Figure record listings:
┌──
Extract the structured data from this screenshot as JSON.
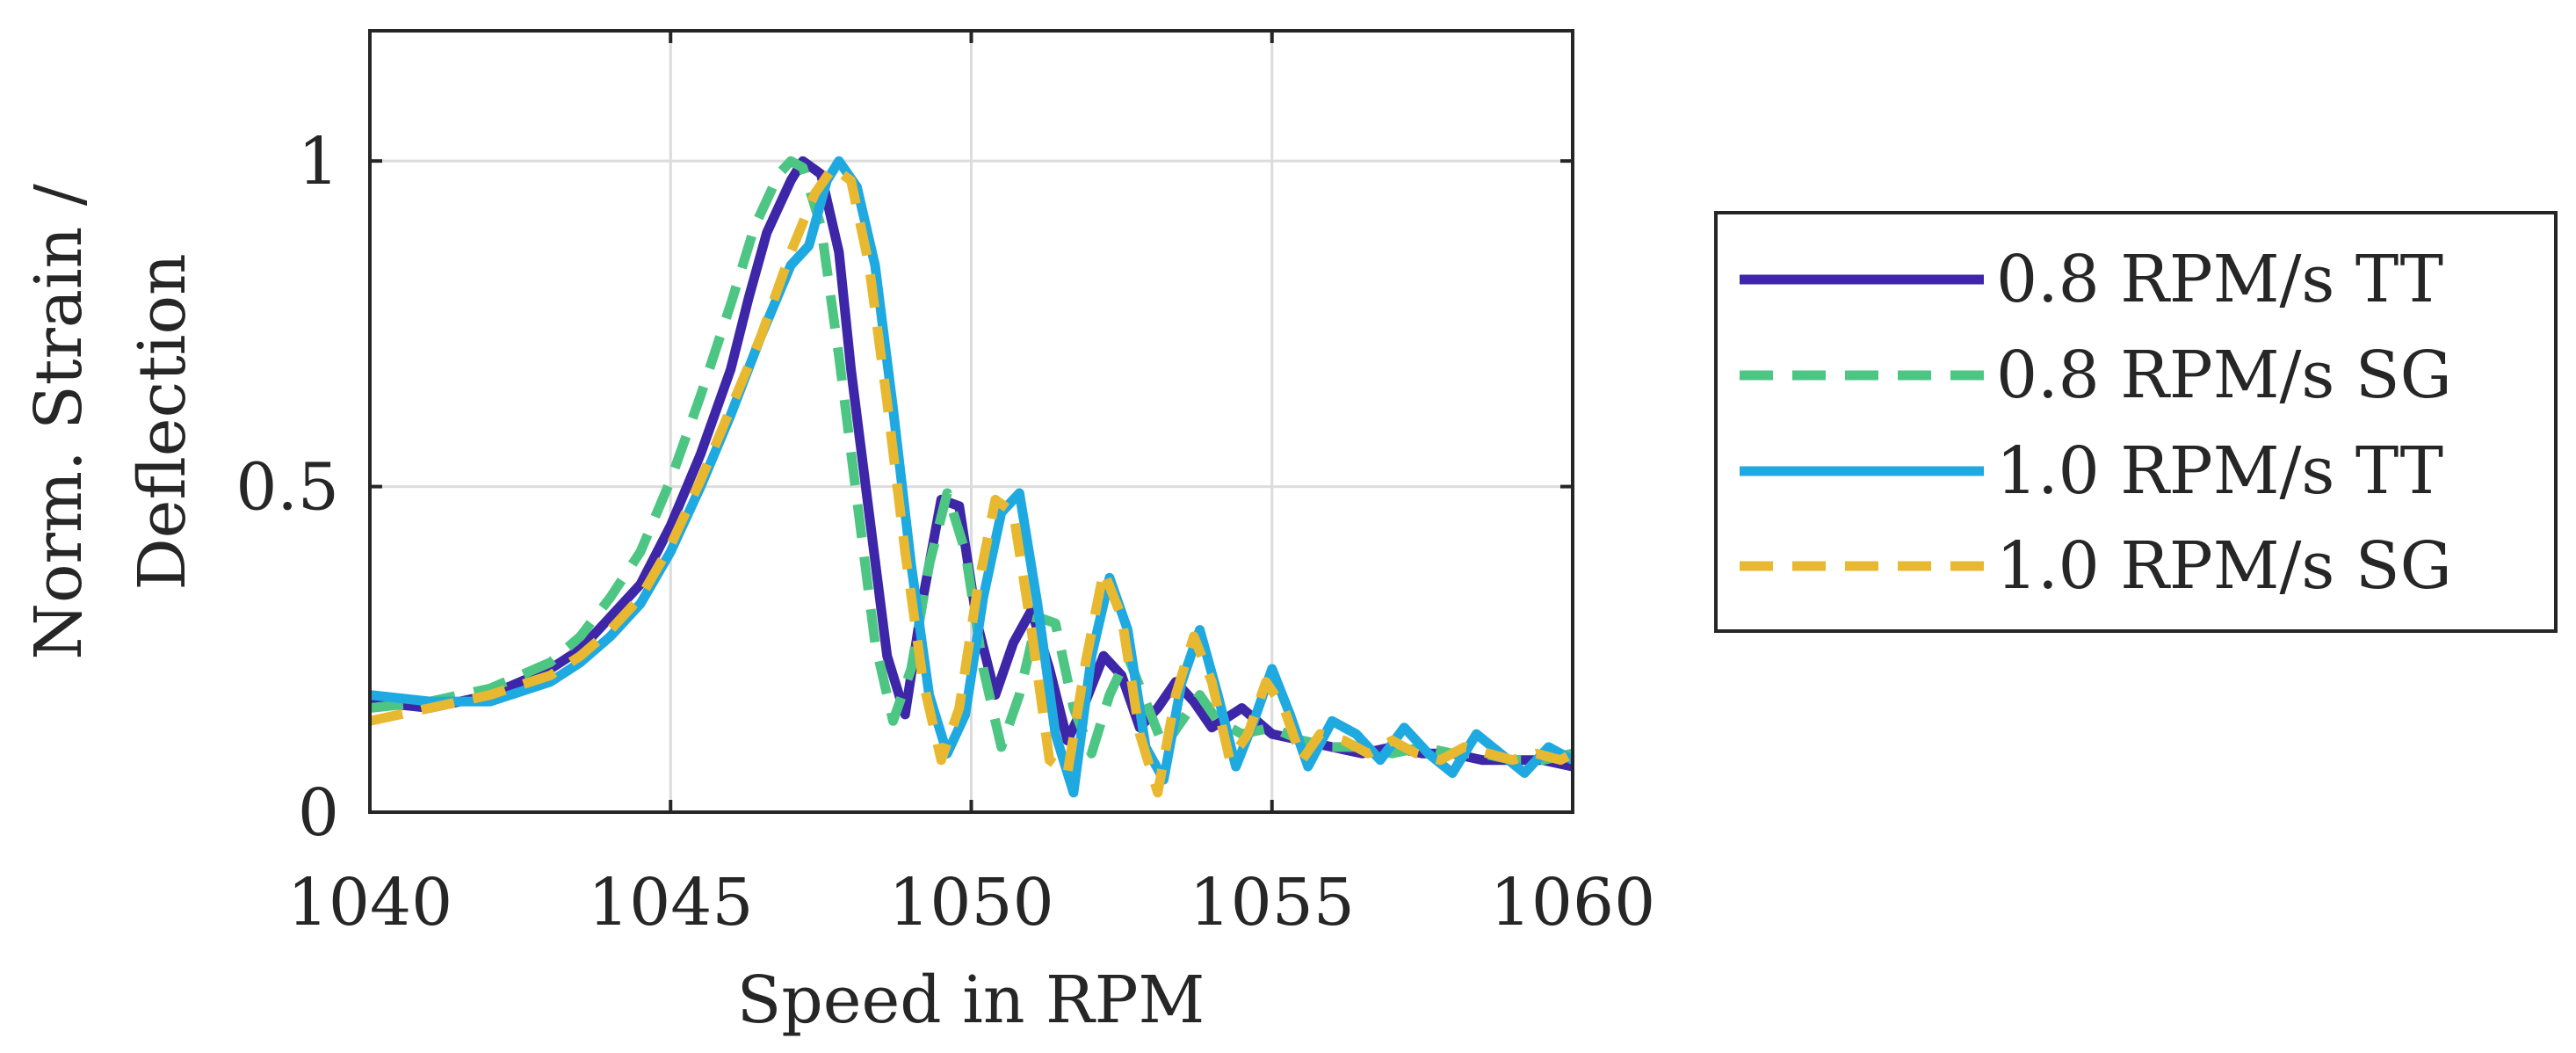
{
  "chart_data": {
    "type": "line",
    "title": "",
    "xlabel": "Speed in RPM",
    "ylabel_lines": [
      "Norm. Strain /",
      "Deflection"
    ],
    "xlim": [
      1040,
      1060
    ],
    "ylim": [
      0,
      1.2
    ],
    "xticks": [
      1040,
      1045,
      1050,
      1055,
      1060
    ],
    "xtick_labels": [
      "1040",
      "1045",
      "1050",
      "1055",
      "1060"
    ],
    "yticks": [
      0,
      0.5,
      1
    ],
    "ytick_labels": [
      "0",
      "0.5",
      "1"
    ],
    "grid": true,
    "legend_position": "outside-right",
    "series": [
      {
        "name": "0.8 RPM/s TT",
        "color": "#3e26a8",
        "dash": "solid",
        "x": [
          1040,
          1041,
          1042,
          1043,
          1043.5,
          1044,
          1044.5,
          1045,
          1045.5,
          1046,
          1046.3,
          1046.6,
          1047,
          1047.2,
          1047.5,
          1047.8,
          1048,
          1048.3,
          1048.6,
          1048.9,
          1049.2,
          1049.5,
          1049.8,
          1050.1,
          1050.4,
          1050.7,
          1051,
          1051.3,
          1051.6,
          1051.9,
          1052.2,
          1052.5,
          1052.8,
          1053.1,
          1053.4,
          1053.7,
          1054,
          1054.5,
          1055,
          1055.5,
          1056,
          1056.5,
          1057,
          1057.5,
          1058,
          1058.5,
          1059,
          1059.5,
          1060
        ],
        "y": [
          0.17,
          0.16,
          0.18,
          0.22,
          0.25,
          0.3,
          0.35,
          0.44,
          0.55,
          0.68,
          0.79,
          0.89,
          0.97,
          1.0,
          0.98,
          0.86,
          0.68,
          0.46,
          0.24,
          0.15,
          0.33,
          0.48,
          0.47,
          0.29,
          0.18,
          0.26,
          0.31,
          0.22,
          0.11,
          0.17,
          0.24,
          0.21,
          0.13,
          0.16,
          0.2,
          0.17,
          0.13,
          0.16,
          0.12,
          0.11,
          0.1,
          0.09,
          0.1,
          0.09,
          0.09,
          0.08,
          0.08,
          0.08,
          0.07
        ]
      },
      {
        "name": "0.8 RPM/s SG",
        "color": "#4ec683",
        "dash": "dashed",
        "x": [
          1040,
          1041,
          1042,
          1043,
          1043.5,
          1044,
          1044.5,
          1045,
          1045.5,
          1046,
          1046.4,
          1046.8,
          1047,
          1047.2,
          1047.5,
          1047.8,
          1048.1,
          1048.4,
          1048.7,
          1049,
          1049.3,
          1049.6,
          1049.9,
          1050.2,
          1050.5,
          1050.8,
          1051.1,
          1051.4,
          1051.7,
          1052,
          1052.3,
          1052.6,
          1052.9,
          1053.2,
          1053.5,
          1053.8,
          1054.1,
          1054.5,
          1055,
          1055.5,
          1056,
          1056.5,
          1057,
          1057.5,
          1058,
          1058.5,
          1059,
          1059.5,
          1060
        ],
        "y": [
          0.16,
          0.17,
          0.19,
          0.23,
          0.27,
          0.33,
          0.4,
          0.51,
          0.64,
          0.78,
          0.9,
          0.98,
          1.0,
          0.99,
          0.9,
          0.7,
          0.48,
          0.26,
          0.14,
          0.22,
          0.38,
          0.49,
          0.4,
          0.22,
          0.1,
          0.18,
          0.3,
          0.29,
          0.16,
          0.09,
          0.18,
          0.24,
          0.17,
          0.1,
          0.14,
          0.18,
          0.14,
          0.12,
          0.13,
          0.11,
          0.1,
          0.1,
          0.09,
          0.1,
          0.09,
          0.09,
          0.08,
          0.08,
          0.09
        ]
      },
      {
        "name": "1.0 RPM/s TT",
        "color": "#1fa9e1",
        "dash": "solid",
        "x": [
          1040,
          1041,
          1042,
          1043,
          1043.5,
          1044,
          1044.5,
          1045,
          1045.5,
          1046,
          1046.5,
          1047,
          1047.3,
          1047.6,
          1047.8,
          1048.1,
          1048.4,
          1048.7,
          1049,
          1049.3,
          1049.6,
          1049.9,
          1050.2,
          1050.5,
          1050.8,
          1051.1,
          1051.4,
          1051.7,
          1052,
          1052.3,
          1052.6,
          1052.9,
          1053.2,
          1053.5,
          1053.8,
          1054.1,
          1054.4,
          1054.7,
          1055,
          1055.3,
          1055.6,
          1056,
          1056.4,
          1056.8,
          1057.2,
          1057.6,
          1058,
          1058.4,
          1058.8,
          1059.2,
          1059.6,
          1060
        ],
        "y": [
          0.18,
          0.17,
          0.17,
          0.2,
          0.23,
          0.27,
          0.32,
          0.4,
          0.5,
          0.61,
          0.73,
          0.84,
          0.87,
          0.97,
          1.0,
          0.96,
          0.84,
          0.62,
          0.38,
          0.18,
          0.09,
          0.15,
          0.33,
          0.46,
          0.49,
          0.32,
          0.12,
          0.03,
          0.24,
          0.36,
          0.28,
          0.1,
          0.05,
          0.2,
          0.28,
          0.18,
          0.07,
          0.14,
          0.22,
          0.15,
          0.07,
          0.14,
          0.12,
          0.08,
          0.13,
          0.09,
          0.06,
          0.12,
          0.09,
          0.06,
          0.1,
          0.08
        ]
      },
      {
        "name": "1.0 RPM/s SG",
        "color": "#e8b830",
        "dash": "dashed",
        "x": [
          1040,
          1041,
          1042,
          1043,
          1043.5,
          1044,
          1044.5,
          1045,
          1045.5,
          1046,
          1046.5,
          1047,
          1047.4,
          1047.7,
          1048,
          1048.3,
          1048.6,
          1048.9,
          1049.2,
          1049.5,
          1049.8,
          1050.1,
          1050.4,
          1050.7,
          1051,
          1051.3,
          1051.6,
          1051.9,
          1052.2,
          1052.5,
          1052.8,
          1053.1,
          1053.4,
          1053.7,
          1054,
          1054.3,
          1054.6,
          1054.9,
          1055.2,
          1055.5,
          1055.8,
          1056.2,
          1056.6,
          1057,
          1057.4,
          1057.8,
          1058.2,
          1058.6,
          1059,
          1059.4,
          1059.8,
          1060
        ],
        "y": [
          0.14,
          0.16,
          0.18,
          0.21,
          0.24,
          0.28,
          0.33,
          0.41,
          0.51,
          0.62,
          0.73,
          0.86,
          0.95,
          0.99,
          0.97,
          0.84,
          0.63,
          0.4,
          0.2,
          0.08,
          0.16,
          0.34,
          0.48,
          0.46,
          0.28,
          0.08,
          0.06,
          0.23,
          0.37,
          0.3,
          0.12,
          0.03,
          0.18,
          0.27,
          0.2,
          0.08,
          0.12,
          0.2,
          0.16,
          0.08,
          0.12,
          0.11,
          0.09,
          0.11,
          0.09,
          0.08,
          0.1,
          0.09,
          0.08,
          0.09,
          0.08,
          0.09
        ]
      }
    ]
  }
}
└──
Repeat all the records above exactly, leaving out any pictures.

Extract the structured data from this screenshot as JSON.
{
  "chart_data": {
    "type": "line",
    "title": "",
    "xlabel": "Speed in RPM",
    "ylabel_lines": [
      "Norm. Strain /",
      "Deflection"
    ],
    "xlim": [
      1040,
      1060
    ],
    "ylim": [
      0,
      1.2
    ],
    "xticks": [
      1040,
      1045,
      1050,
      1055,
      1060
    ],
    "xtick_labels": [
      "1040",
      "1045",
      "1050",
      "1055",
      "1060"
    ],
    "yticks": [
      0,
      0.5,
      1
    ],
    "ytick_labels": [
      "0",
      "0.5",
      "1"
    ],
    "grid": true,
    "legend_position": "outside-right",
    "series": [
      {
        "name": "0.8 RPM/s TT",
        "color": "#3e26a8",
        "dash": "solid",
        "x": [
          1040,
          1041,
          1042,
          1043,
          1043.5,
          1044,
          1044.5,
          1045,
          1045.5,
          1046,
          1046.3,
          1046.6,
          1047,
          1047.2,
          1047.5,
          1047.8,
          1048,
          1048.3,
          1048.6,
          1048.9,
          1049.2,
          1049.5,
          1049.8,
          1050.1,
          1050.4,
          1050.7,
          1051,
          1051.3,
          1051.6,
          1051.9,
          1052.2,
          1052.5,
          1052.8,
          1053.1,
          1053.4,
          1053.7,
          1054,
          1054.5,
          1055,
          1055.5,
          1056,
          1056.5,
          1057,
          1057.5,
          1058,
          1058.5,
          1059,
          1059.5,
          1060
        ],
        "y": [
          0.17,
          0.16,
          0.18,
          0.22,
          0.25,
          0.3,
          0.35,
          0.44,
          0.55,
          0.68,
          0.79,
          0.89,
          0.97,
          1.0,
          0.98,
          0.86,
          0.68,
          0.46,
          0.24,
          0.15,
          0.33,
          0.48,
          0.47,
          0.29,
          0.18,
          0.26,
          0.31,
          0.22,
          0.11,
          0.17,
          0.24,
          0.21,
          0.13,
          0.16,
          0.2,
          0.17,
          0.13,
          0.16,
          0.12,
          0.11,
          0.1,
          0.09,
          0.1,
          0.09,
          0.09,
          0.08,
          0.08,
          0.08,
          0.07
        ]
      },
      {
        "name": "0.8 RPM/s SG",
        "color": "#4ec683",
        "dash": "dashed",
        "x": [
          1040,
          1041,
          1042,
          1043,
          1043.5,
          1044,
          1044.5,
          1045,
          1045.5,
          1046,
          1046.4,
          1046.8,
          1047,
          1047.2,
          1047.5,
          1047.8,
          1048.1,
          1048.4,
          1048.7,
          1049,
          1049.3,
          1049.6,
          1049.9,
          1050.2,
          1050.5,
          1050.8,
          1051.1,
          1051.4,
          1051.7,
          1052,
          1052.3,
          1052.6,
          1052.9,
          1053.2,
          1053.5,
          1053.8,
          1054.1,
          1054.5,
          1055,
          1055.5,
          1056,
          1056.5,
          1057,
          1057.5,
          1058,
          1058.5,
          1059,
          1059.5,
          1060
        ],
        "y": [
          0.16,
          0.17,
          0.19,
          0.23,
          0.27,
          0.33,
          0.4,
          0.51,
          0.64,
          0.78,
          0.9,
          0.98,
          1.0,
          0.99,
          0.9,
          0.7,
          0.48,
          0.26,
          0.14,
          0.22,
          0.38,
          0.49,
          0.4,
          0.22,
          0.1,
          0.18,
          0.3,
          0.29,
          0.16,
          0.09,
          0.18,
          0.24,
          0.17,
          0.1,
          0.14,
          0.18,
          0.14,
          0.12,
          0.13,
          0.11,
          0.1,
          0.1,
          0.09,
          0.1,
          0.09,
          0.09,
          0.08,
          0.08,
          0.09
        ]
      },
      {
        "name": "1.0 RPM/s TT",
        "color": "#1fa9e1",
        "dash": "solid",
        "x": [
          1040,
          1041,
          1042,
          1043,
          1043.5,
          1044,
          1044.5,
          1045,
          1045.5,
          1046,
          1046.5,
          1047,
          1047.3,
          1047.6,
          1047.8,
          1048.1,
          1048.4,
          1048.7,
          1049,
          1049.3,
          1049.6,
          1049.9,
          1050.2,
          1050.5,
          1050.8,
          1051.1,
          1051.4,
          1051.7,
          1052,
          1052.3,
          1052.6,
          1052.9,
          1053.2,
          1053.5,
          1053.8,
          1054.1,
          1054.4,
          1054.7,
          1055,
          1055.3,
          1055.6,
          1056,
          1056.4,
          1056.8,
          1057.2,
          1057.6,
          1058,
          1058.4,
          1058.8,
          1059.2,
          1059.6,
          1060
        ],
        "y": [
          0.18,
          0.17,
          0.17,
          0.2,
          0.23,
          0.27,
          0.32,
          0.4,
          0.5,
          0.61,
          0.73,
          0.84,
          0.87,
          0.97,
          1.0,
          0.96,
          0.84,
          0.62,
          0.38,
          0.18,
          0.09,
          0.15,
          0.33,
          0.46,
          0.49,
          0.32,
          0.12,
          0.03,
          0.24,
          0.36,
          0.28,
          0.1,
          0.05,
          0.2,
          0.28,
          0.18,
          0.07,
          0.14,
          0.22,
          0.15,
          0.07,
          0.14,
          0.12,
          0.08,
          0.13,
          0.09,
          0.06,
          0.12,
          0.09,
          0.06,
          0.1,
          0.08
        ]
      },
      {
        "name": "1.0 RPM/s SG",
        "color": "#e8b830",
        "dash": "dashed",
        "x": [
          1040,
          1041,
          1042,
          1043,
          1043.5,
          1044,
          1044.5,
          1045,
          1045.5,
          1046,
          1046.5,
          1047,
          1047.4,
          1047.7,
          1048,
          1048.3,
          1048.6,
          1048.9,
          1049.2,
          1049.5,
          1049.8,
          1050.1,
          1050.4,
          1050.7,
          1051,
          1051.3,
          1051.6,
          1051.9,
          1052.2,
          1052.5,
          1052.8,
          1053.1,
          1053.4,
          1053.7,
          1054,
          1054.3,
          1054.6,
          1054.9,
          1055.2,
          1055.5,
          1055.8,
          1056.2,
          1056.6,
          1057,
          1057.4,
          1057.8,
          1058.2,
          1058.6,
          1059,
          1059.4,
          1059.8,
          1060
        ],
        "y": [
          0.14,
          0.16,
          0.18,
          0.21,
          0.24,
          0.28,
          0.33,
          0.41,
          0.51,
          0.62,
          0.73,
          0.86,
          0.95,
          0.99,
          0.97,
          0.84,
          0.63,
          0.4,
          0.2,
          0.08,
          0.16,
          0.34,
          0.48,
          0.46,
          0.28,
          0.08,
          0.06,
          0.23,
          0.37,
          0.3,
          0.12,
          0.03,
          0.18,
          0.27,
          0.2,
          0.08,
          0.12,
          0.2,
          0.16,
          0.08,
          0.12,
          0.11,
          0.09,
          0.11,
          0.09,
          0.08,
          0.1,
          0.09,
          0.08,
          0.09,
          0.08,
          0.09
        ]
      }
    ]
  }
}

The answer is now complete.